* GIVEN EXERCISE: Check each line of the listing for the word "après" and report how many lines contain it, giving nothing but the number.
-----
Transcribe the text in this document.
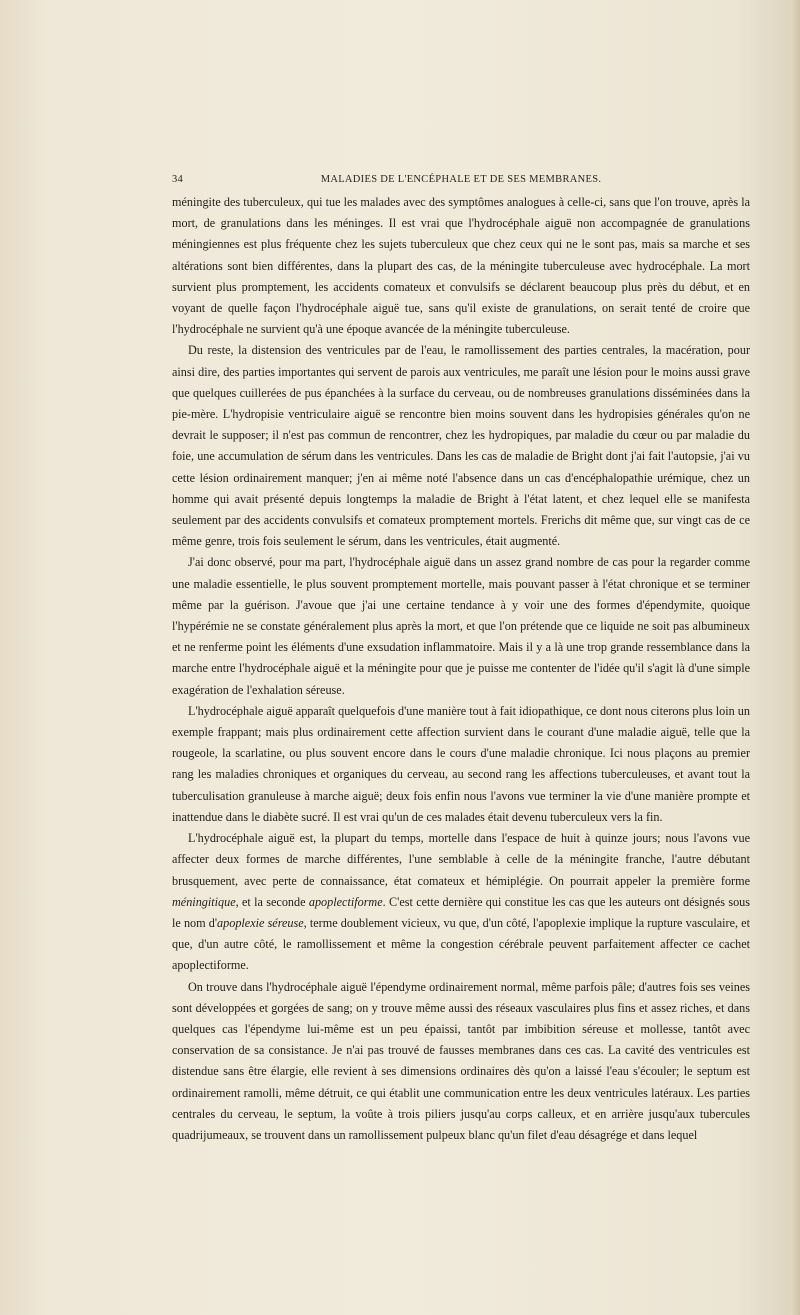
34	MALADIES DE L'ENCÉPHALE ET DE SES MEMBRANES.

méningite des tuberculeux, qui tue les malades avec des symptômes analogues à celle-ci, sans que l'on trouve, après la mort, de granulations dans les méninges. Il est vrai que l'hydrocéphale aiguë non accompagnée de granulations méningiennes est plus fréquente chez les sujets tuberculeux que chez ceux qui ne le sont pas, mais sa marche et ses altérations sont bien différentes, dans la plupart des cas, de la méningite tuberculeuse avec hydrocéphale. La mort survient plus promptement, les accidents comateux et convulsifs se déclarent beaucoup plus près du début, et en voyant de quelle façon l'hydrocéphale aiguë tue, sans qu'il existe de granulations, on serait tenté de croire que l'hydrocéphale ne survient qu'à une époque avancée de la méningite tuberculeuse.

Du reste, la distension des ventricules par de l'eau, le ramollissement des parties centrales, la macération, pour ainsi dire, des parties importantes qui servent de parois aux ventricules, me paraît une lésion pour le moins aussi grave que quelques cuillerées de pus épanchées à la surface du cerveau, ou de nombreuses granulations disséminées dans la pie-mère. L'hydropisie ventriculaire aiguë se rencontre bien moins souvent dans les hydropisies générales qu'on ne devrait le supposer; il n'est pas commun de rencontrer, chez les hydropiques, par maladie du cœur ou par maladie du foie, une accumulation de sérum dans les ventricules. Dans les cas de maladie de Bright dont j'ai fait l'autopsie, j'ai vu cette lésion ordinairement manquer; j'en ai même noté l'absence dans un cas d'encéphalopathie urémique, chez un homme qui avait présenté depuis longtemps la maladie de Bright à l'état latent, et chez lequel elle se manifesta seulement par des accidents convulsifs et comateux promptement mortels. Frerichs dit même que, sur vingt cas de ce même genre, trois fois seulement le sérum, dans les ventricules, était augmenté.

J'ai donc observé, pour ma part, l'hydrocéphale aiguë dans un assez grand nombre de cas pour la regarder comme une maladie essentielle, le plus souvent promptement mortelle, mais pouvant passer à l'état chronique et se terminer même par la guérison. J'avoue que j'ai une certaine tendance à y voir une des formes d'épendymite, quoique l'hypérémie ne se constate généralement plus après la mort, et que l'on prétende que ce liquide ne soit pas albumineux et ne renferme point les éléments d'une exsudation inflammatoire. Mais il y a là une trop grande ressemblance dans la marche entre l'hydrocéphale aiguë et la méningite pour que je puisse me contenter de l'idée qu'il s'agit là d'une simple exagération de l'exhalation séreuse.

L'hydrocéphale aiguë apparaît quelquefois d'une manière tout à fait idiopathique, ce dont nous citerons plus loin un exemple frappant; mais plus ordinairement cette affection survient dans le courant d'une maladie aiguë, telle que la rougeole, la scarlatine, ou plus souvent encore dans le cours d'une maladie chronique. Ici nous plaçons au premier rang les maladies chroniques et organiques du cerveau, au second rang les affections tuberculeuses, et avant tout la tuberculisation granuleuse à marche aiguë; deux fois enfin nous l'avons vue terminer la vie d'une manière prompte et inattendue dans le diabète sucré. Il est vrai qu'un de ces malades était devenu tuberculeux vers la fin.

L'hydrocéphale aiguë est, la plupart du temps, mortelle dans l'espace de huit à quinze jours; nous l'avons vue affecter deux formes de marche différentes, l'une semblable à celle de la méningite franche, l'autre débutant brusquement, avec perte de connaissance, état comateux et hémiplégie. On pourrait appeler la première forme méningitique, et la seconde apoplectiforme. C'est cette dernière qui constitue les cas que les auteurs ont désignés sous le nom d'apoplexie séreuse, terme doublement vicieux, vu que, d'un côté, l'apoplexie implique la rupture vasculaire, et que, d'un autre côté, le ramollissement et même la congestion cérébrale peuvent parfaitement affecter ce cachet apoplectiforme.

On trouve dans l'hydrocéphale aiguë l'épendyme ordinairement normal, même parfois pâle; d'autres fois ses veines sont développées et gorgées de sang; on y trouve même aussi des réseaux vasculaires plus fins et assez riches, et dans quelques cas l'épendyme lui-même est un peu épaissi, tantôt par imbibition séreuse et mollesse, tantôt avec conservation de sa consistance. Je n'ai pas trouvé de fausses membranes dans ces cas. La cavité des ventricules est distendue sans être élargie, elle revient à ses dimensions ordinaires dès qu'on a laissé l'eau s'écouler; le septum est ordinairement ramolli, même détruit, ce qui établit une communication entre les deux ventricules latéraux. Les parties centrales du cerveau, le septum, la voûte à trois piliers jusqu'au corps calleux, et en arrière jusqu'aux tubercules quadrijumeaux, se trouvent dans un ramollissement pulpeux blanc qu'un filet d'eau désagrége et dans lequel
-----
* ANSWER TO THIS PROBLEM: 2